Data for this exercise
****************************************

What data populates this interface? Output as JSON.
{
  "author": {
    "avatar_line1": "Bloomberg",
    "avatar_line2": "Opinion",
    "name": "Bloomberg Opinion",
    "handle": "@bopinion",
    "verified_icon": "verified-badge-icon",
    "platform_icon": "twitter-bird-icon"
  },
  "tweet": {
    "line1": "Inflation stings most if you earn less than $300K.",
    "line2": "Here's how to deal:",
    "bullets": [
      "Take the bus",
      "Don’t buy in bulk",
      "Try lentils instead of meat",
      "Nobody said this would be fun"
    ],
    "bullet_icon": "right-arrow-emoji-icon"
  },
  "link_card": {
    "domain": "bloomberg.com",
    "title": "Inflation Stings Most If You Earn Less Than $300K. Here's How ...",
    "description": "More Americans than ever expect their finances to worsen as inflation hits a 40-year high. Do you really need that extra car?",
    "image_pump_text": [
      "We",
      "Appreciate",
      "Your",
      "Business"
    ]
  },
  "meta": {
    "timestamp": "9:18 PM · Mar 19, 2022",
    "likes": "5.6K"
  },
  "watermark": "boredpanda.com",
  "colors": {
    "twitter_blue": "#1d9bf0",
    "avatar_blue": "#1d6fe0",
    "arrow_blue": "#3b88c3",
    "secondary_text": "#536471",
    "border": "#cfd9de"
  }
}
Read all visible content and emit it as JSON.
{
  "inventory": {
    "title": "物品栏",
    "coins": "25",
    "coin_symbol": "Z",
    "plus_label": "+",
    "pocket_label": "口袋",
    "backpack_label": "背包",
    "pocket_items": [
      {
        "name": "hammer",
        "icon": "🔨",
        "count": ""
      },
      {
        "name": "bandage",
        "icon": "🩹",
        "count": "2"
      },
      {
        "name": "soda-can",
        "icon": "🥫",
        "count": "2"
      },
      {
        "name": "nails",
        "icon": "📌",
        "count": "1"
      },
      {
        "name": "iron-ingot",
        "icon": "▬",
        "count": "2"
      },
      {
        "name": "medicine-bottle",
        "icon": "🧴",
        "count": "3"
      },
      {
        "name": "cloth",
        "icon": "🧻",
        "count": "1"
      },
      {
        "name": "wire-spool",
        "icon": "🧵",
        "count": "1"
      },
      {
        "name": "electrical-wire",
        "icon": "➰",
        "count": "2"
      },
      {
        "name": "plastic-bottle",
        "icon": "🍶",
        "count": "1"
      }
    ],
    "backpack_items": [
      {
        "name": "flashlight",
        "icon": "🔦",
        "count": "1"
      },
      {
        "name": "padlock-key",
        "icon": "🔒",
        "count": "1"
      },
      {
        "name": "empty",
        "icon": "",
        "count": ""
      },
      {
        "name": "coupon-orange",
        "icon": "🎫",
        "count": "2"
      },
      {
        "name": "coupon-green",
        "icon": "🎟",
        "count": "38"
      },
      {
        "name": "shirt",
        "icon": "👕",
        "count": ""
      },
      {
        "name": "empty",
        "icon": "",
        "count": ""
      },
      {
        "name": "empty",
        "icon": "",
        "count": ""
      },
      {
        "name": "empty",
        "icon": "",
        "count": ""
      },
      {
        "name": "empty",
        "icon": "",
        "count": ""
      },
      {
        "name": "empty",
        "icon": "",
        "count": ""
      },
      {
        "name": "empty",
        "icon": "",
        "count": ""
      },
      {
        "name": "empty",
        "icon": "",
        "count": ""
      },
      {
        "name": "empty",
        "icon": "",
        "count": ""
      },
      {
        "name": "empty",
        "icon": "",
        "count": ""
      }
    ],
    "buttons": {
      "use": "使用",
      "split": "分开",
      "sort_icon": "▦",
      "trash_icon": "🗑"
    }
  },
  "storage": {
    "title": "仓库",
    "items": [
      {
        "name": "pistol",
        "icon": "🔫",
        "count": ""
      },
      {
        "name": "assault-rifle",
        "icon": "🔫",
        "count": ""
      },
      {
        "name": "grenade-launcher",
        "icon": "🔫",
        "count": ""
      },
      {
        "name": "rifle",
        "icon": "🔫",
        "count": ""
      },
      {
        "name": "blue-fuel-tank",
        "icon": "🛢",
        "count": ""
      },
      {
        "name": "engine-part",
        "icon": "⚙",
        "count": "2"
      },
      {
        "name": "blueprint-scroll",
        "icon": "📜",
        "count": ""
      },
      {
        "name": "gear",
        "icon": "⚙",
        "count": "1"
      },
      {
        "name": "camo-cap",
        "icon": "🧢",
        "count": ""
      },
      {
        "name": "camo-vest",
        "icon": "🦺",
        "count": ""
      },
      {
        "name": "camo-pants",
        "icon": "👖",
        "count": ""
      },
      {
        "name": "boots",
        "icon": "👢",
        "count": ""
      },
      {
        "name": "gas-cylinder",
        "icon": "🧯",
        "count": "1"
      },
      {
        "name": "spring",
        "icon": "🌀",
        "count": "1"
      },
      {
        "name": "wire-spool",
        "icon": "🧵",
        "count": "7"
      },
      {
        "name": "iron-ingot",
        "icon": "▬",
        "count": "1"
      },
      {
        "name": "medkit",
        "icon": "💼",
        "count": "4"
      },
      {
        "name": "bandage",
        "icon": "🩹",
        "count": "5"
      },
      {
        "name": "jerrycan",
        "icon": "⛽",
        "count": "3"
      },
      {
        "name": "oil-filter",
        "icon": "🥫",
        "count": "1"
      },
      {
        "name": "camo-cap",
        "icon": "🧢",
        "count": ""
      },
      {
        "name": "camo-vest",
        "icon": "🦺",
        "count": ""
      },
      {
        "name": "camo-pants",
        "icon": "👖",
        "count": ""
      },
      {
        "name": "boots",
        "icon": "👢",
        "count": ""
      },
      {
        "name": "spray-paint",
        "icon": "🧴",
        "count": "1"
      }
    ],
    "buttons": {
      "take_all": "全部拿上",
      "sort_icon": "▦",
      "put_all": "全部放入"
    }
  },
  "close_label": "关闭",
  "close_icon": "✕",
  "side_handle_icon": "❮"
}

****************************************

Do this
Copy every line above that includes the string "title".

Answer to the exercise
    "title": "Inflation Stings Most If You Earn Less Than $300K. Here's How ...",
    "title": "物品栏",
    "title": "仓库",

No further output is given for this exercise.